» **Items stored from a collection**

## BEGIN

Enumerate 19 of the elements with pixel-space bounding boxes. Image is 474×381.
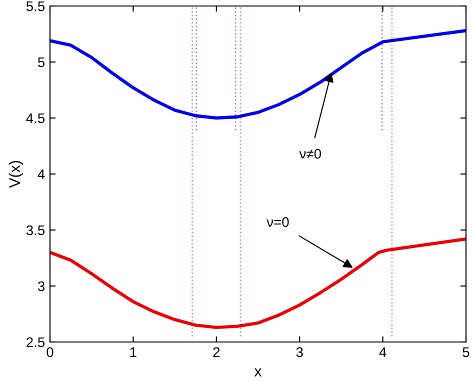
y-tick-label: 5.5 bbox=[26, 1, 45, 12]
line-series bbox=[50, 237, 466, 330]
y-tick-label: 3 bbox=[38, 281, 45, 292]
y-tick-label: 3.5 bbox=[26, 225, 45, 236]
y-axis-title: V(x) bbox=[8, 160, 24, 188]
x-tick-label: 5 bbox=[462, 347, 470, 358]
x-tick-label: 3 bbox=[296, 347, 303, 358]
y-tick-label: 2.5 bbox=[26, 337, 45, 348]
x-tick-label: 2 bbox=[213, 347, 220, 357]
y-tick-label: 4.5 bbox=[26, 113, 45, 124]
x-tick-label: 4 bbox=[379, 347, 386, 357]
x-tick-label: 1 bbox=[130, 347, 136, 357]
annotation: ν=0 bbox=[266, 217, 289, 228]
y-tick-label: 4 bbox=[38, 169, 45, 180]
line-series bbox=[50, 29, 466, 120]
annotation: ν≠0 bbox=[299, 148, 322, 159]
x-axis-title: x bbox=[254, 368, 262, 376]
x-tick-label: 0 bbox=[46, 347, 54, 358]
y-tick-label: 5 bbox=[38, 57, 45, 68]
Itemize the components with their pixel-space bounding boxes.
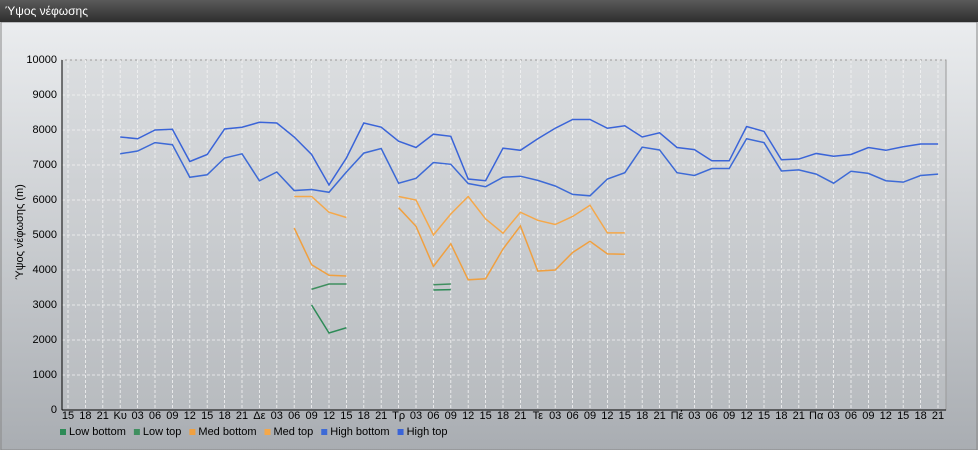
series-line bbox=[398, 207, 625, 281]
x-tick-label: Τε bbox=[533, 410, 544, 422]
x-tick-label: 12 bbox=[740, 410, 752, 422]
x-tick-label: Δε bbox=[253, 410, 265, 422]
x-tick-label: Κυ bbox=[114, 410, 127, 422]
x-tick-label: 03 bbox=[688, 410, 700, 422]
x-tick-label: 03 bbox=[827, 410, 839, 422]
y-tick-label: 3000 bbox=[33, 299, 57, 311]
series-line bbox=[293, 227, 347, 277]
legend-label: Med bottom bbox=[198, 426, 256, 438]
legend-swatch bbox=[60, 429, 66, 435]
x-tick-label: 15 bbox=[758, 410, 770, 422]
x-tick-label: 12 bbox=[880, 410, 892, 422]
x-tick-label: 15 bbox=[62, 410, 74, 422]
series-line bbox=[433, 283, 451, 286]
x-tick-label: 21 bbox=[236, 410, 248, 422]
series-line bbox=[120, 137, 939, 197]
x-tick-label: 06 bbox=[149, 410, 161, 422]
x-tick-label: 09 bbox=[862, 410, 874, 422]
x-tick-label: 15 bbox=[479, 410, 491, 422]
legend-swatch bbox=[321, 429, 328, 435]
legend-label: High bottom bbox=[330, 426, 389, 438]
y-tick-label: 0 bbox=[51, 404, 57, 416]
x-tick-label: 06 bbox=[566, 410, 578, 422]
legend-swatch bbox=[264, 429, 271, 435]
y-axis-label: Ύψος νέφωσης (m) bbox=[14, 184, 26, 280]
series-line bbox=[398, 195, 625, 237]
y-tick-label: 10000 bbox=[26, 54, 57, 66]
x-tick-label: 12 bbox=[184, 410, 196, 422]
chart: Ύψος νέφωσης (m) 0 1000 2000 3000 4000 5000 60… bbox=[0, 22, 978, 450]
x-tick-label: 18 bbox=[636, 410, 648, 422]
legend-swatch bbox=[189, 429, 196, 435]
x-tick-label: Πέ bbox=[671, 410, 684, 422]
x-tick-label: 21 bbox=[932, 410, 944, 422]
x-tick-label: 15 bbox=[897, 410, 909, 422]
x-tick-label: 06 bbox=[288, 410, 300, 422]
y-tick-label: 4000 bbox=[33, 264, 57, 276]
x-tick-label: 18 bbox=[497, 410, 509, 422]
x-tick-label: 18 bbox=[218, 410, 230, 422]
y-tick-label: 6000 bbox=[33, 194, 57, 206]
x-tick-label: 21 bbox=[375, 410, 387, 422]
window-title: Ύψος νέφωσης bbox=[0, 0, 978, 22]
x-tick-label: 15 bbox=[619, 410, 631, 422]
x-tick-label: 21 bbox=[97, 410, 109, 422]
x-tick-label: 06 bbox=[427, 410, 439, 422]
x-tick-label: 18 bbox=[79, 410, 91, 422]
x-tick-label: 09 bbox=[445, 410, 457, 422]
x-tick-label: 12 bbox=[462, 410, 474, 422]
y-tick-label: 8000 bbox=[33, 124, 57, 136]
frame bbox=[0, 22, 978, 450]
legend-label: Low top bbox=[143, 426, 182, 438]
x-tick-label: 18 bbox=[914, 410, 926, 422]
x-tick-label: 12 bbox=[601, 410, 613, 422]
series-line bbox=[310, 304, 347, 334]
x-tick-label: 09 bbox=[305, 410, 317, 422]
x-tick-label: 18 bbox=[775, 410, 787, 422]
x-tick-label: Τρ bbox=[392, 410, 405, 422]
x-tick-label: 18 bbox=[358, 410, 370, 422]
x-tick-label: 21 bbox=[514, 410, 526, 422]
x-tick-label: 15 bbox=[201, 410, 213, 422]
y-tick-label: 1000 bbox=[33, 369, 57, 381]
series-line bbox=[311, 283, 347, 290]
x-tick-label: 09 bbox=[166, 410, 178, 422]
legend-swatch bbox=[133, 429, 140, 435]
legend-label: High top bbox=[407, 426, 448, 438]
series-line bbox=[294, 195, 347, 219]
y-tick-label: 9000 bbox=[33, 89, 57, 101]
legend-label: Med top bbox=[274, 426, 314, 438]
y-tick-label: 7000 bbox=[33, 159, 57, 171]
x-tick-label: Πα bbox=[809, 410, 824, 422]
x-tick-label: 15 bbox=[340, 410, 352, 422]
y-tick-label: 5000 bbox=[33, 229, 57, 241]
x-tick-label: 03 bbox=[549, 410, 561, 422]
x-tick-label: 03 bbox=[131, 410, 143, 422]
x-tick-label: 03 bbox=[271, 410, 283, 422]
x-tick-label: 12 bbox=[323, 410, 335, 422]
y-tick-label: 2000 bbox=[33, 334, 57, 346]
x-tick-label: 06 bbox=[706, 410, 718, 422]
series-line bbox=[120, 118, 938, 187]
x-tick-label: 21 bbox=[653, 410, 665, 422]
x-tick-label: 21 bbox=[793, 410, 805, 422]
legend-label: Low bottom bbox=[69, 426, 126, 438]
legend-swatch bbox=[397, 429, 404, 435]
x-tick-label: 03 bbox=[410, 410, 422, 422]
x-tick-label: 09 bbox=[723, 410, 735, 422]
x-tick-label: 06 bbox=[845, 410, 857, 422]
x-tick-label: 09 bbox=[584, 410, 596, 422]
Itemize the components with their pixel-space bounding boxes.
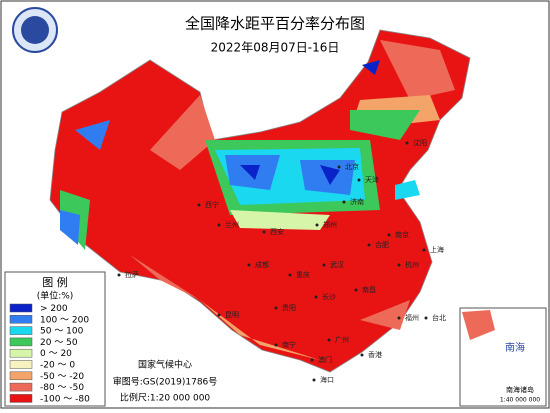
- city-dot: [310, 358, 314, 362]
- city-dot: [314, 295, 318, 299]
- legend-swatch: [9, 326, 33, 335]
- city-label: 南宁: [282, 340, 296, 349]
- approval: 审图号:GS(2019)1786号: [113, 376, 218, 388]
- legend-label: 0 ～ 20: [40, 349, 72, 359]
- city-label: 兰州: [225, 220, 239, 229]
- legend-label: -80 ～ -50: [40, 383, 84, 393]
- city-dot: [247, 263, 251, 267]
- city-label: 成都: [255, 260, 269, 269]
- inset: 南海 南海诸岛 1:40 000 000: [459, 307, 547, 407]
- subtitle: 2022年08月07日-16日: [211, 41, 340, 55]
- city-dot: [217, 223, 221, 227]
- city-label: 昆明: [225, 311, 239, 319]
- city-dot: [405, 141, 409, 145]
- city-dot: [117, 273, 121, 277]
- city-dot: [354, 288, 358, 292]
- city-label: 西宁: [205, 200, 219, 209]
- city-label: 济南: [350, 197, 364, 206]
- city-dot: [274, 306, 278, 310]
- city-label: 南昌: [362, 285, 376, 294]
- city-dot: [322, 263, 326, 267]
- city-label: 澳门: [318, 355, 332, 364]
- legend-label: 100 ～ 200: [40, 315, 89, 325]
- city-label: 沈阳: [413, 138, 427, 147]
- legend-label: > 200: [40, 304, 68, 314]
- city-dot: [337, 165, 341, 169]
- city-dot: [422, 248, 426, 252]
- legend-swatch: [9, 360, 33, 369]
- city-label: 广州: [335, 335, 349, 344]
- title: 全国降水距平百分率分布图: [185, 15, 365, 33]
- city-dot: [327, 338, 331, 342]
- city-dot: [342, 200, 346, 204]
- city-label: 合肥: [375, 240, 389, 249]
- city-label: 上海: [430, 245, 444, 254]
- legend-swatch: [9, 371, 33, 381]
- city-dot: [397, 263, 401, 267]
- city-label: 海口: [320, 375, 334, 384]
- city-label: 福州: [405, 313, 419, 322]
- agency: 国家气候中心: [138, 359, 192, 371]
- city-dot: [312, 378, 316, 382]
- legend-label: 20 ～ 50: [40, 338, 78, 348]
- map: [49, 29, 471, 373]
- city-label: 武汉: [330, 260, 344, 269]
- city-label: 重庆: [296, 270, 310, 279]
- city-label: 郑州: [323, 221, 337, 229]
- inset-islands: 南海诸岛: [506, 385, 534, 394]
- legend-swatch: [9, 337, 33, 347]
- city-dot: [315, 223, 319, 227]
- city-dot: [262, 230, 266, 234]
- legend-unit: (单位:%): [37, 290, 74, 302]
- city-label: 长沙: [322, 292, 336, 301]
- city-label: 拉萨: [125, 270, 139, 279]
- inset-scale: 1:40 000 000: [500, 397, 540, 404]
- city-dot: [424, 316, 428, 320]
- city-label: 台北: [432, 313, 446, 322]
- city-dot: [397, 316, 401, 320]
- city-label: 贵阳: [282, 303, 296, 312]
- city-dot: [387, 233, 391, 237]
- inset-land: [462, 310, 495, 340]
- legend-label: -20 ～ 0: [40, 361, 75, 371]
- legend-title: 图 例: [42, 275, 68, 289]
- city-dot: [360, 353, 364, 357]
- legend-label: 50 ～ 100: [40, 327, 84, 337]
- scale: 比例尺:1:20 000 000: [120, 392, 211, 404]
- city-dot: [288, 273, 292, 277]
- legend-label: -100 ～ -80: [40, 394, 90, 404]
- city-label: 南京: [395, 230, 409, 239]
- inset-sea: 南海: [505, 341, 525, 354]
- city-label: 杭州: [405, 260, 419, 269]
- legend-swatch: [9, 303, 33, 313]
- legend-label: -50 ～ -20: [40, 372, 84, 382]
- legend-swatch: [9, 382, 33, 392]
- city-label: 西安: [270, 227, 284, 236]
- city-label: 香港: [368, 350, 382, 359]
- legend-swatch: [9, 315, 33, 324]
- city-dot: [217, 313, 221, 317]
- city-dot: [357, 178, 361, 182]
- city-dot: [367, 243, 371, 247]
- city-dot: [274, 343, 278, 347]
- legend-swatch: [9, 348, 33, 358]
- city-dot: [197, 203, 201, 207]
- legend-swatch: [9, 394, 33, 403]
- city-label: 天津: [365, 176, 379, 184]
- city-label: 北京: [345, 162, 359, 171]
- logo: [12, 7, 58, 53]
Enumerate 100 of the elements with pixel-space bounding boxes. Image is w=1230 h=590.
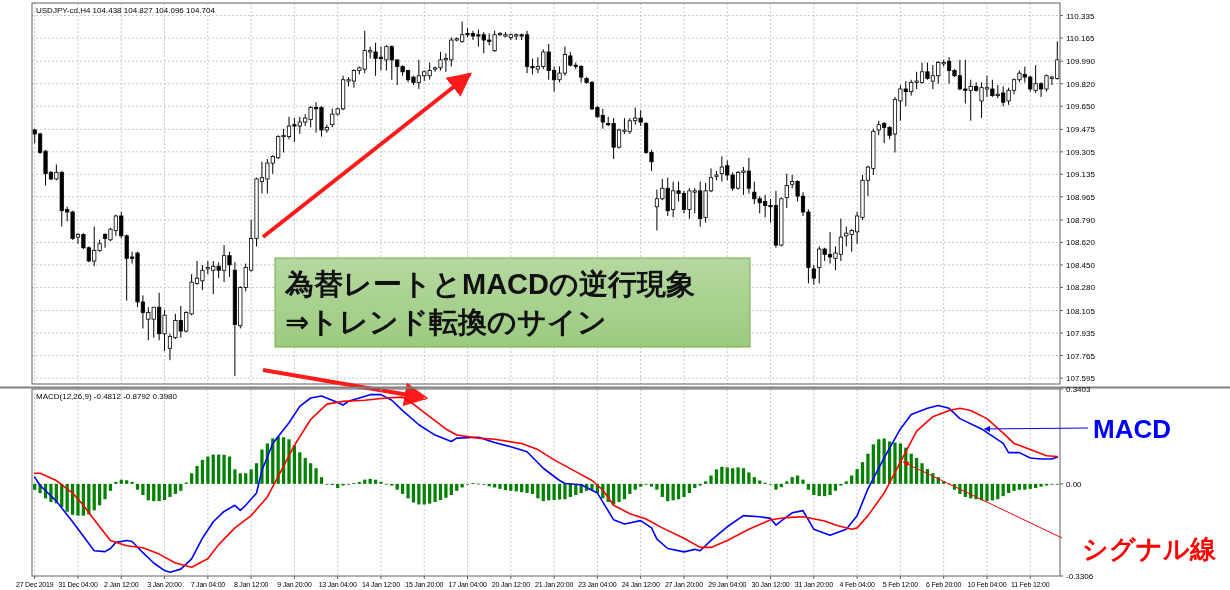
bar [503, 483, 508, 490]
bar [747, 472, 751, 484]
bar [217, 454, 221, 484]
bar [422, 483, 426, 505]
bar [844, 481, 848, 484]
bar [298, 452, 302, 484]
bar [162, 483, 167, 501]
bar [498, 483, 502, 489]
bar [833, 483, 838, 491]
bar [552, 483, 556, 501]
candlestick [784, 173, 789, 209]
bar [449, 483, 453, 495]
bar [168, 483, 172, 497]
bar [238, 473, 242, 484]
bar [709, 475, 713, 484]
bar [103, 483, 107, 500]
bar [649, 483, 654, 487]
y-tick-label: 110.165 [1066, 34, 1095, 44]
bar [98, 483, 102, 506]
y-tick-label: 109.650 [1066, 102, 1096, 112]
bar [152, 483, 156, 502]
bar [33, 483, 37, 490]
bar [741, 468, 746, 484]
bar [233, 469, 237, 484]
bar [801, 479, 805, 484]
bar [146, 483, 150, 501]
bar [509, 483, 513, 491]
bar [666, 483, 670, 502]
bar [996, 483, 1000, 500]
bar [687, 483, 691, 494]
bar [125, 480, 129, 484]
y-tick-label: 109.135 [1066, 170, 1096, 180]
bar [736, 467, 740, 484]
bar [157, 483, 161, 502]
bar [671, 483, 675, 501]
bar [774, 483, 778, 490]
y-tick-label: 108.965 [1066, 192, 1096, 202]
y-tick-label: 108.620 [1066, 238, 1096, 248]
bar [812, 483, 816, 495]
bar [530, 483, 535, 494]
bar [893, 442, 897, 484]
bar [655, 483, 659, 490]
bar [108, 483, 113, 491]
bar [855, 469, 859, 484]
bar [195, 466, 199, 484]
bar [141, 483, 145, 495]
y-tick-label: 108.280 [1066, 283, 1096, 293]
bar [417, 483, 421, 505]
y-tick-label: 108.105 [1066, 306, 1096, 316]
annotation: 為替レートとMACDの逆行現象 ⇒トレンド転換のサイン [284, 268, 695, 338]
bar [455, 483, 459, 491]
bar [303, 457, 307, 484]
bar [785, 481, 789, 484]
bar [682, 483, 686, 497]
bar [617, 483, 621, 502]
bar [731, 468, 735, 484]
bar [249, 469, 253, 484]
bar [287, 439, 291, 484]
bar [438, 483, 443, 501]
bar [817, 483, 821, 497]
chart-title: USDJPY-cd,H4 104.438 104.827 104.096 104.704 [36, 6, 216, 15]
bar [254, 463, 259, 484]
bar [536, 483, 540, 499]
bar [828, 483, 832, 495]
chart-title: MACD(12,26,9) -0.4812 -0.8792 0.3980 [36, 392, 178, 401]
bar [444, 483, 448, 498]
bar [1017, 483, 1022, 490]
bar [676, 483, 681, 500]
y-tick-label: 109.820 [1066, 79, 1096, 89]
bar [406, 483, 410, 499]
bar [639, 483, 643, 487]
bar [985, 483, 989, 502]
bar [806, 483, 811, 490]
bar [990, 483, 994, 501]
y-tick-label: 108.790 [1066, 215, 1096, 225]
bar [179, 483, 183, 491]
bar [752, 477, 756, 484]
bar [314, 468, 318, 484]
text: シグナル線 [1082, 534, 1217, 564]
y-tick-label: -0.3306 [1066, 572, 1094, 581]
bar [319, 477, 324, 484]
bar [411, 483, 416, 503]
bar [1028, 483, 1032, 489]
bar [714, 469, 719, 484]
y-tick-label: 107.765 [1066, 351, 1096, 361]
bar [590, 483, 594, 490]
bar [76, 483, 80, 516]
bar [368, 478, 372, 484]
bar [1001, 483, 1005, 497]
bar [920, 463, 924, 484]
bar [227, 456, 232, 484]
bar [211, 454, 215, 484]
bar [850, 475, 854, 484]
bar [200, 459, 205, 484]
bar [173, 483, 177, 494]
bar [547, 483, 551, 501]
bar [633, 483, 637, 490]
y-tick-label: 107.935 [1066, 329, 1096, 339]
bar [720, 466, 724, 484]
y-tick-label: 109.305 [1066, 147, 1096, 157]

## END

» **Task requirements**
Reproduce the lines of the data unchanged, from the line with "series-line bbox=[398, 207, 625, 281]" to the line with "x-tick-label: 18 bbox=[636, 410, 648, 422]", including both of those lines.

» **Solution to this problem**
series-line bbox=[398, 207, 625, 281]
x-tick-label: Τε bbox=[533, 410, 544, 422]
x-tick-label: 12 bbox=[740, 410, 752, 422]
x-tick-label: Δε bbox=[253, 410, 265, 422]
x-tick-label: Κυ bbox=[114, 410, 127, 422]
x-tick-label: 03 bbox=[688, 410, 700, 422]
x-tick-label: 03 bbox=[827, 410, 839, 422]
y-tick-label: 3000 bbox=[33, 299, 57, 311]
series-line bbox=[293, 227, 347, 277]
legend-label: Med bottom bbox=[198, 426, 256, 438]
legend-swatch bbox=[60, 429, 66, 435]
x-tick-label: 15 bbox=[758, 410, 770, 422]
x-tick-label: 12 bbox=[880, 410, 892, 422]
x-tick-label: 15 bbox=[62, 410, 74, 422]
series-line bbox=[433, 283, 451, 286]
x-tick-label: 21 bbox=[236, 410, 248, 422]
series-line bbox=[120, 137, 939, 197]
x-tick-label: 06 bbox=[149, 410, 161, 422]
x-tick-label: 09 bbox=[862, 410, 874, 422]
x-tick-label: 15 bbox=[479, 410, 491, 422]
legend-swatch bbox=[321, 429, 328, 435]
legend-label: High bottom bbox=[330, 426, 389, 438]
y-tick-label: 0 bbox=[51, 404, 57, 416]
x-tick-label: 06 bbox=[566, 410, 578, 422]
legend-swatch bbox=[264, 429, 271, 435]
y-axis-label: Ύψος νέφωσης (m) bbox=[14, 184, 26, 280]
series-line bbox=[398, 195, 625, 237]
y-tick-label: 10000 bbox=[26, 54, 57, 66]
x-tick-label: 12 bbox=[184, 410, 196, 422]
chart: Ύψος νέφωσης (m) 0 1000 2000 3000 4000 5000 60… bbox=[0, 22, 978, 450]
x-tick-label: 18 bbox=[636, 410, 648, 422]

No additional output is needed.